### To do:
Retype exactly the lines from the line with "Read out every word on this page." to the end of the data, keeping both boundary lines.

### Excerpted records:

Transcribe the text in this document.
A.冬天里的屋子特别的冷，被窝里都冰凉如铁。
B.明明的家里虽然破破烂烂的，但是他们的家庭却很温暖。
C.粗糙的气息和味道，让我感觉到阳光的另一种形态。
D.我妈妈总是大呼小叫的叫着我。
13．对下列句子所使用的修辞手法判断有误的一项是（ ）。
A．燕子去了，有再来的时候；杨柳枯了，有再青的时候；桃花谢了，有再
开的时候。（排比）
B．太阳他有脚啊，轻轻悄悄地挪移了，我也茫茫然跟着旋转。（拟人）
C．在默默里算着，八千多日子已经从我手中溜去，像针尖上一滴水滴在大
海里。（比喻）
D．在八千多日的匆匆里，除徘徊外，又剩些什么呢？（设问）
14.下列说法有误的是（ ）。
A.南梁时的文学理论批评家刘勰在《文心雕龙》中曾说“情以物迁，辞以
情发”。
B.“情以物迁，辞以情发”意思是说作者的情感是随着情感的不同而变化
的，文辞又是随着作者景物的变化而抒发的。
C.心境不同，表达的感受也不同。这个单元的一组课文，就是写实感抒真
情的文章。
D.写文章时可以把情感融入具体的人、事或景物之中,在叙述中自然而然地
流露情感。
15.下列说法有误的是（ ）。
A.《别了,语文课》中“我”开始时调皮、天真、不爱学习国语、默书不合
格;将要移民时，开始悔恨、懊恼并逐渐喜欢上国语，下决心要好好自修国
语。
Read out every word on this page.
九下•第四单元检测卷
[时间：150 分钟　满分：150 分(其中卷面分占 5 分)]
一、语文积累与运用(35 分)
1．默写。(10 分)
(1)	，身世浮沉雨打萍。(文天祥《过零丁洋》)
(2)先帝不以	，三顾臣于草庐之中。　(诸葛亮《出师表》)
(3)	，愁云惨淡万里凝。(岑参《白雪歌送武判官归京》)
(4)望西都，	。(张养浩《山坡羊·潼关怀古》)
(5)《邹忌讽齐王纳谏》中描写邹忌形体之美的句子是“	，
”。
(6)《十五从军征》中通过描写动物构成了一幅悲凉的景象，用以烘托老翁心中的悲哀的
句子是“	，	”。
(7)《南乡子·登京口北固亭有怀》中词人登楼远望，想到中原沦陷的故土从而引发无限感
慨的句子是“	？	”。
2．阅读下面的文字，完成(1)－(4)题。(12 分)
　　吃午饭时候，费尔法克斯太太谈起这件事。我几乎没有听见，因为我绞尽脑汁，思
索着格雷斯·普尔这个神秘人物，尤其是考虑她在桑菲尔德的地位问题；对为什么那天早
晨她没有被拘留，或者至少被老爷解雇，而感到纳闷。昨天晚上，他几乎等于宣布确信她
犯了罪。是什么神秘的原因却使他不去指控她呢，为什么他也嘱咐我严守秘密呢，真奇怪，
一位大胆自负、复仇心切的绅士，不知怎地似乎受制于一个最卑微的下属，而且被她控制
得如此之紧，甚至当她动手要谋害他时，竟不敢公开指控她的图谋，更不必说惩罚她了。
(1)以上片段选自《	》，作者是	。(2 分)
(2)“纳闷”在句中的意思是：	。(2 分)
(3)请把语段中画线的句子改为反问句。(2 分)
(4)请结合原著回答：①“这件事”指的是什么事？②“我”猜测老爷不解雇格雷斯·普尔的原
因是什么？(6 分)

### Exercise solution:
Read out every word on this page.
九下•第四单元检测卷
[时间：150 分钟　满分：150 分(其中卷面分占 5 分)]
一、语文积累与运用(35 分)
1．默写。(10 分)
(1)	，身世浮沉雨打萍。(文天祥《过零丁洋》)
(2)先帝不以	，三顾臣于草庐之中。　(诸葛亮《出师表》)
(3)	，愁云惨淡万里凝。(岑参《白雪歌送武判官归京》)
(4)望西都，	。(张养浩《山坡羊·潼关怀古》)
(5)《邹忌讽齐王纳谏》中描写邹忌形体之美的句子是“	，
”。
(6)《十五从军征》中通过描写动物构成了一幅悲凉的景象，用以烘托老翁心中的悲哀的
句子是“	，	”。
(7)《南乡子·登京口北固亭有怀》中词人登楼远望，想到中原沦陷的故土从而引发无限感
慨的句子是“	？	”。
2．阅读下面的文字，完成(1)－(4)题。(12 分)
　　吃午饭时候，费尔法克斯太太谈起这件事。我几乎没有听见，因为我绞尽脑汁，思
索着格雷斯·普尔这个神秘人物，尤其是考虑她在桑菲尔德的地位问题；对为什么那天早
晨她没有被拘留，或者至少被老爷解雇，而感到纳闷。昨天晚上，他几乎等于宣布确信她
犯了罪。是什么神秘的原因却使他不去指控她呢，为什么他也嘱咐我严守秘密呢，真奇怪，
一位大胆自负、复仇心切的绅士，不知怎地似乎受制于一个最卑微的下属，而且被她控制
得如此之紧，甚至当她动手要谋害他时，竟不敢公开指控她的图谋，更不必说惩罚她了。
(1)以上片段选自《	》，作者是	。(2 分)
(2)“纳闷”在句中的意思是：	。(2 分)
(3)请把语段中画线的句子改为反问句。(2 分)
(4)请结合原著回答：①“这件事”指的是什么事？②“我”猜测老爷不解雇格雷斯·普尔的原
因是什么？(6 分)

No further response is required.